GIVEN REQUEST: Return, word for word, every line that follows.

### RECORDS PROVIDED ###

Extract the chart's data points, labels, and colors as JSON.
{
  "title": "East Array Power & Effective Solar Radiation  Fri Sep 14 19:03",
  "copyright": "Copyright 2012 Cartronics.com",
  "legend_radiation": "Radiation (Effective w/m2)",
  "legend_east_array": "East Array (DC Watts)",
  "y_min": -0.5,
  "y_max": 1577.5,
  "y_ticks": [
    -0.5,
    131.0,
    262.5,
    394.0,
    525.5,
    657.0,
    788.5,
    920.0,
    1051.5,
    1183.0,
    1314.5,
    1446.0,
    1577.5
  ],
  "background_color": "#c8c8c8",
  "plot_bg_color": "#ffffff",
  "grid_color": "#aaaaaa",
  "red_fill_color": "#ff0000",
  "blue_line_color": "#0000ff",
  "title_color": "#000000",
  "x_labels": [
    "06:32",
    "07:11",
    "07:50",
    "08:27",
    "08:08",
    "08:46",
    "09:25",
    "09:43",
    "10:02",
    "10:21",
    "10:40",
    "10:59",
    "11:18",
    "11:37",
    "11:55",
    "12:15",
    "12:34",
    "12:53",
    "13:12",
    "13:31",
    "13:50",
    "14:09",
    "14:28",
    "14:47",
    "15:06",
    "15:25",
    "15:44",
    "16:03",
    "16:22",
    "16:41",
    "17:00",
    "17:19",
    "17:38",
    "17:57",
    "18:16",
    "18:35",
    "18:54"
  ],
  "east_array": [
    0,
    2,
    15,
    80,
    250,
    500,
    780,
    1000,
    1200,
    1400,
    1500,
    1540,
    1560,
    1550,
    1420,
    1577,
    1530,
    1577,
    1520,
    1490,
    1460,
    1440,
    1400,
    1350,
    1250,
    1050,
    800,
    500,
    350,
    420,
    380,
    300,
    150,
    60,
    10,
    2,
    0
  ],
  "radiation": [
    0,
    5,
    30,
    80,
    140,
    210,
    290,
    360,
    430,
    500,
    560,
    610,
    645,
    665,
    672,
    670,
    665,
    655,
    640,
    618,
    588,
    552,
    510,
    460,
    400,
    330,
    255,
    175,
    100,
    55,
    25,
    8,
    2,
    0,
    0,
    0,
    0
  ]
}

###

WRITTEN RESPONSE:
Extract the chart's data points, labels, and colors as JSON.
{
  "title": "East Array Power & Effective Solar Radiation  Fri Sep 14 19:03",
  "copyright": "Copyright 2012 Cartronics.com",
  "legend_radiation": "Radiation (Effective w/m2)",
  "legend_east_array": "East Array (DC Watts)",
  "y_min": -0.5,
  "y_max": 1577.5,
  "y_ticks": [
    -0.5,
    131.0,
    262.5,
    394.0,
    525.5,
    657.0,
    788.5,
    920.0,
    1051.5,
    1183.0,
    1314.5,
    1446.0,
    1577.5
  ],
  "background_color": "#c8c8c8",
  "plot_bg_color": "#ffffff",
  "grid_color": "#aaaaaa",
  "red_fill_color": "#ff0000",
  "blue_line_color": "#0000ff",
  "title_color": "#000000",
  "x_labels": [
    "06:32",
    "07:11",
    "07:50",
    "08:27",
    "08:08",
    "08:46",
    "09:25",
    "09:43",
    "10:02",
    "10:21",
    "10:40",
    "10:59",
    "11:18",
    "11:37",
    "11:55",
    "12:15",
    "12:34",
    "12:53",
    "13:12",
    "13:31",
    "13:50",
    "14:09",
    "14:28",
    "14:47",
    "15:06",
    "15:25",
    "15:44",
    "16:03",
    "16:22",
    "16:41",
    "17:00",
    "17:19",
    "17:38",
    "17:57",
    "18:16",
    "18:35",
    "18:54"
  ],
  "east_array": [
    0,
    2,
    15,
    80,
    250,
    500,
    780,
    1000,
    1200,
    1400,
    1500,
    1540,
    1560,
    1550,
    1420,
    1577,
    1530,
    1577,
    1520,
    1490,
    1460,
    1440,
    1400,
    1350,
    1250,
    1050,
    800,
    500,
    350,
    420,
    380,
    300,
    150,
    60,
    10,
    2,
    0
  ],
  "radiation": [
    0,
    5,
    30,
    80,
    140,
    210,
    290,
    360,
    430,
    500,
    560,
    610,
    645,
    665,
    672,
    670,
    665,
    655,
    640,
    618,
    588,
    552,
    510,
    460,
    400,
    330,
    255,
    175,
    100,
    55,
    25,
    8,
    2,
    0,
    0,
    0,
    0
  ]
}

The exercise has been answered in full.